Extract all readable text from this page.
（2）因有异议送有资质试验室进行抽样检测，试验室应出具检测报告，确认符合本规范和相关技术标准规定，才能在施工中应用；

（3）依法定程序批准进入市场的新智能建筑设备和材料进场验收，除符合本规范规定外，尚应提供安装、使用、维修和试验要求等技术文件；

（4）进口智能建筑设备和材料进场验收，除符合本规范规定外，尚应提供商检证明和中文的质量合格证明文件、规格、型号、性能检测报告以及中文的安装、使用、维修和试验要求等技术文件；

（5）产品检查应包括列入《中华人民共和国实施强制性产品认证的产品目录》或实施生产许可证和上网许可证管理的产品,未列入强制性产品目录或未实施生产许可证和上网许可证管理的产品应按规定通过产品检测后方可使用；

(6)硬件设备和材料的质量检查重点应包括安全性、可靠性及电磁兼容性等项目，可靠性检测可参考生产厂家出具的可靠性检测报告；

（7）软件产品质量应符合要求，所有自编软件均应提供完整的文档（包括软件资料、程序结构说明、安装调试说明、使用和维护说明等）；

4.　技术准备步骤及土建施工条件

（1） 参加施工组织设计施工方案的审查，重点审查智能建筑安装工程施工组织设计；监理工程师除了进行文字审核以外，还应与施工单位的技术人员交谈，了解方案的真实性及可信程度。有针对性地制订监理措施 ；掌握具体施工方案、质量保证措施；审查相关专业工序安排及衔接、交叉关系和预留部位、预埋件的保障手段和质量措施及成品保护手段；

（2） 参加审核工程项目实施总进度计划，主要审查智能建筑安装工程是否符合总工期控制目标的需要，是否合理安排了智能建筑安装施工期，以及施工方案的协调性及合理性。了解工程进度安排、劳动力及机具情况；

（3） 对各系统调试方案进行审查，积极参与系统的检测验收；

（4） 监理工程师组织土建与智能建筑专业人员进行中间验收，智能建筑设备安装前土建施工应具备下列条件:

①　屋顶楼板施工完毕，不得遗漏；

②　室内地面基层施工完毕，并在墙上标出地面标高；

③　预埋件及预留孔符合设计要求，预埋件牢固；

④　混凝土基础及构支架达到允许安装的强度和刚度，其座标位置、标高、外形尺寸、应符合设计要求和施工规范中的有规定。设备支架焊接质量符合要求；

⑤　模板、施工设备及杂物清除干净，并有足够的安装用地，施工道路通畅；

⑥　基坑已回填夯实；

——

Exactly as written, please output every entry.

Extract all readable text from this page.
（2）因有异议送有资质试验室进行抽样检测，试验室应出具检测报告，确认符合本规范和相关技术标准规定，才能在施工中应用；

（3）依法定程序批准进入市场的新智能建筑设备和材料进场验收，除符合本规范规定外，尚应提供安装、使用、维修和试验要求等技术文件；

（4）进口智能建筑设备和材料进场验收，除符合本规范规定外，尚应提供商检证明和中文的质量合格证明文件、规格、型号、性能检测报告以及中文的安装、使用、维修和试验要求等技术文件；

（5）产品检查应包括列入《中华人民共和国实施强制性产品认证的产品目录》或实施生产许可证和上网许可证管理的产品,未列入强制性产品目录或未实施生产许可证和上网许可证管理的产品应按规定通过产品检测后方可使用；

(6)硬件设备和材料的质量检查重点应包括安全性、可靠性及电磁兼容性等项目，可靠性检测可参考生产厂家出具的可靠性检测报告；

（7）软件产品质量应符合要求，所有自编软件均应提供完整的文档（包括软件资料、程序结构说明、安装调试说明、使用和维护说明等）；

4.　技术准备步骤及土建施工条件

（1） 参加施工组织设计施工方案的审查，重点审查智能建筑安装工程施工组织设计；监理工程师除了进行文字审核以外，还应与施工单位的技术人员交谈，了解方案的真实性及可信程度。有针对性地制订监理措施 ；掌握具体施工方案、质量保证措施；审查相关专业工序安排及衔接、交叉关系和预留部位、预埋件的保障手段和质量措施及成品保护手段；

（2） 参加审核工程项目实施总进度计划，主要审查智能建筑安装工程是否符合总工期控制目标的需要，是否合理安排了智能建筑安装施工期，以及施工方案的协调性及合理性。了解工程进度安排、劳动力及机具情况；

（3） 对各系统调试方案进行审查，积极参与系统的检测验收；

（4） 监理工程师组织土建与智能建筑专业人员进行中间验收，智能建筑设备安装前土建施工应具备下列条件:

①　屋顶楼板施工完毕，不得遗漏；

②　室内地面基层施工完毕，并在墙上标出地面标高；

③　预埋件及预留孔符合设计要求，预埋件牢固；

④　混凝土基础及构支架达到允许安装的强度和刚度，其座标位置、标高、外形尺寸、应符合设计要求和施工规范中的有规定。设备支架焊接质量符合要求；

⑤　模板、施工设备及杂物清除干净，并有足够的安装用地，施工道路通畅；

⑥　基坑已回填夯实；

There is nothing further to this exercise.